Erich Buck

Personal information
- Born: 5 January 1949 (age 77) Ravensburg, Allied-occupied Germany

Figure skating career
- Country: West Germany
- Retired: 1973

Medal record
Figure skating
Ice dancing
Representing West Germany
| Silver medal – second place | 1973 Bratislava | Ice dancing |
| Silver medal – second place | 1972 Calgary | Ice dancing |
| Silver medal – second place | 1971 Lyon | Ice dancing |
| Bronze medal – third place | 1970 Ljubljana | Ice dancing |
European Championships
| Silver medal – second place | 1973 Cologne | Ice dancing |
| Gold medal – first place | 1972 Gothenburg | Ice dancing |
| Silver medal – second place | 1971 Zürich | Ice dancing |
| Silver medal – second place | 1970 Leningrad | Ice dancing |

= Erich Buck =

German former ice dancer

Erich Buck (born 5 January 1949) is a German former ice dancer who competed for West Germany. With his sister Angelika Buck, he is the 1972 European champion, a four-time World medalist, and a six-time West German national champion.

== Career ==
Angelika and Erich Buck were coached by Betty Callaway in Oberstdorf. They represented West Germany and the ERV Ravensburg club.

The Buck siblings started their career by placing 13th at the 1966 European Championships, going on to come in 10th at the Worlds Championships in 1967. They came in sixth place at the 1968 European Championships, in fourth place at the 1969 Europeans, in eighth place at the 1968 Worlds and in fifth place at the 1969 Worlds.

### DATA LISTING
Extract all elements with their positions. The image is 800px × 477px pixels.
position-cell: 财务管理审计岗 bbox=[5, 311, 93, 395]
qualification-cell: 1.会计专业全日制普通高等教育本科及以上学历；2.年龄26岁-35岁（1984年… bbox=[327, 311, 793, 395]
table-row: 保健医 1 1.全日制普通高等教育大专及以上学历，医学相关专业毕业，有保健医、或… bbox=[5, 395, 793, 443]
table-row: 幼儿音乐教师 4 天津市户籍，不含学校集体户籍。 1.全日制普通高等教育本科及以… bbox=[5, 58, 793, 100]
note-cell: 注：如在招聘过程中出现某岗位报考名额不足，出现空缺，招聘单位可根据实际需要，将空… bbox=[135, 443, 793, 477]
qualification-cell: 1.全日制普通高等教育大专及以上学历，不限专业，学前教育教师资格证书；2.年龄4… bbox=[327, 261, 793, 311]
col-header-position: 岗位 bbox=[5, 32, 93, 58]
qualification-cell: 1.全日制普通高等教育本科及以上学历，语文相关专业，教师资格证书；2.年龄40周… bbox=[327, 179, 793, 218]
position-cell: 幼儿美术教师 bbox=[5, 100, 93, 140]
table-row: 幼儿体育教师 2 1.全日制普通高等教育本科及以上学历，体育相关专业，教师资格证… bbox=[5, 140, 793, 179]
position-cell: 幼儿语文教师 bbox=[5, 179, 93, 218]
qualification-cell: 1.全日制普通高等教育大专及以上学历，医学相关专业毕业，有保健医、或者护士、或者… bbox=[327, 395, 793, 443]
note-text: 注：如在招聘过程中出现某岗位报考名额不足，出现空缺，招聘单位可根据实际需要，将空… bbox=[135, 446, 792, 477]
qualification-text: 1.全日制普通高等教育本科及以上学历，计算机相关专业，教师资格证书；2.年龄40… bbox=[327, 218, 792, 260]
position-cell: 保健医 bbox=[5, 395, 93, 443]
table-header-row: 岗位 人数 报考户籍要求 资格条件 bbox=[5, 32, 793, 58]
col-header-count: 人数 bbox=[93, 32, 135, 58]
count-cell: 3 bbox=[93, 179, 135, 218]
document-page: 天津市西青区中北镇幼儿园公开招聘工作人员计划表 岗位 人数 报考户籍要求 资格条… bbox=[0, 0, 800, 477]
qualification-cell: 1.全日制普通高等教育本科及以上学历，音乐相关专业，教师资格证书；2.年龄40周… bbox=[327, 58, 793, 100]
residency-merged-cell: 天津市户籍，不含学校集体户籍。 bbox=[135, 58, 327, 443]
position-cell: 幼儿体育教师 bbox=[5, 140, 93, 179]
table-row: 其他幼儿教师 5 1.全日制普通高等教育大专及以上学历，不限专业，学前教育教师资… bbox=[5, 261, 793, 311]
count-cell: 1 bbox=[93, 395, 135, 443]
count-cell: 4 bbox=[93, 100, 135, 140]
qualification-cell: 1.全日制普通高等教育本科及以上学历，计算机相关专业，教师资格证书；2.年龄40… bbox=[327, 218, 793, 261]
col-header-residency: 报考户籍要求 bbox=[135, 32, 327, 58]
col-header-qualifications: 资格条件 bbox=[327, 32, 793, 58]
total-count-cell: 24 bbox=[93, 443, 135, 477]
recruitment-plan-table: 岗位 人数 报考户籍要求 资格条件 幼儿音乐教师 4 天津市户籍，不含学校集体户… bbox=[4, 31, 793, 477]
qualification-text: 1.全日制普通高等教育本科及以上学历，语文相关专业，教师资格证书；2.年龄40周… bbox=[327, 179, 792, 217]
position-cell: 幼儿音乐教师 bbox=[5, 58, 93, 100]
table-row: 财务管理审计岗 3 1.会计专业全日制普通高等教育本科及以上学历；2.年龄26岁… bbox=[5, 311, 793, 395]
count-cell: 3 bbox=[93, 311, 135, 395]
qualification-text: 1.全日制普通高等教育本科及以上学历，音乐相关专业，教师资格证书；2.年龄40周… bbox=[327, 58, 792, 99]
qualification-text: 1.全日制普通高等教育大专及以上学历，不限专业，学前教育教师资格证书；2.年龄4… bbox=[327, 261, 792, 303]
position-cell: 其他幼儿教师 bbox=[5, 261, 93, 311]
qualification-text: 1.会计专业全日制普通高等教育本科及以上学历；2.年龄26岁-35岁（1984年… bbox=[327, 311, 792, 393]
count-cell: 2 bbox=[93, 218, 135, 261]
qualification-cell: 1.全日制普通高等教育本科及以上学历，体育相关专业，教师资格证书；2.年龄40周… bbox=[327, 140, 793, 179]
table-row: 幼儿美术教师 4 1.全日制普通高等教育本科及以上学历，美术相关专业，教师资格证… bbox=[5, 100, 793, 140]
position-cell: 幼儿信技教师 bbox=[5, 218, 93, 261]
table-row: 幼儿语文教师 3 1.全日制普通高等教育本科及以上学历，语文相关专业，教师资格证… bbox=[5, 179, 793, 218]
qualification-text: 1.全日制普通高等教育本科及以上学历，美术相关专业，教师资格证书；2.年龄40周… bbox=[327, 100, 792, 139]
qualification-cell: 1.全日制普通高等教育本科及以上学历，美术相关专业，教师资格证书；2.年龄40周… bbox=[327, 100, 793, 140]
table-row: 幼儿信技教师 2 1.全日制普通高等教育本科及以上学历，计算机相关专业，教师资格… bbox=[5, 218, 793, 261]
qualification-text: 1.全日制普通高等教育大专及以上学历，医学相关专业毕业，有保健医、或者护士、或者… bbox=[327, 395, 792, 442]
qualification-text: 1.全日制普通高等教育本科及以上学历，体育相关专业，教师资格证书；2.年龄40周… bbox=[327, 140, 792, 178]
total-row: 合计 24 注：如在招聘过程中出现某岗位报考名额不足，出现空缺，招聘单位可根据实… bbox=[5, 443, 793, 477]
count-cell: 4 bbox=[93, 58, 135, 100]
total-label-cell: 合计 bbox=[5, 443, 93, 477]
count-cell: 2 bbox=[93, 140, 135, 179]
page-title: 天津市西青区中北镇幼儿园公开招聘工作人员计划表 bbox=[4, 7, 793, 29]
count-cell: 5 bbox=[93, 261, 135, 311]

### JOB
Reproduce everything from "Erich Buck (born" down to "German national champion." in the article on Erich Buck, renaming "his sister" as "his sibling".

### WORKED SOLUTION
Erich Buck (born 5 January 1949) is a German former ice dancer who competed for West Germany. With his sibling Angelika Buck, he is the 1972 European champion, a four-time World medalist, and a six-time West German national champion.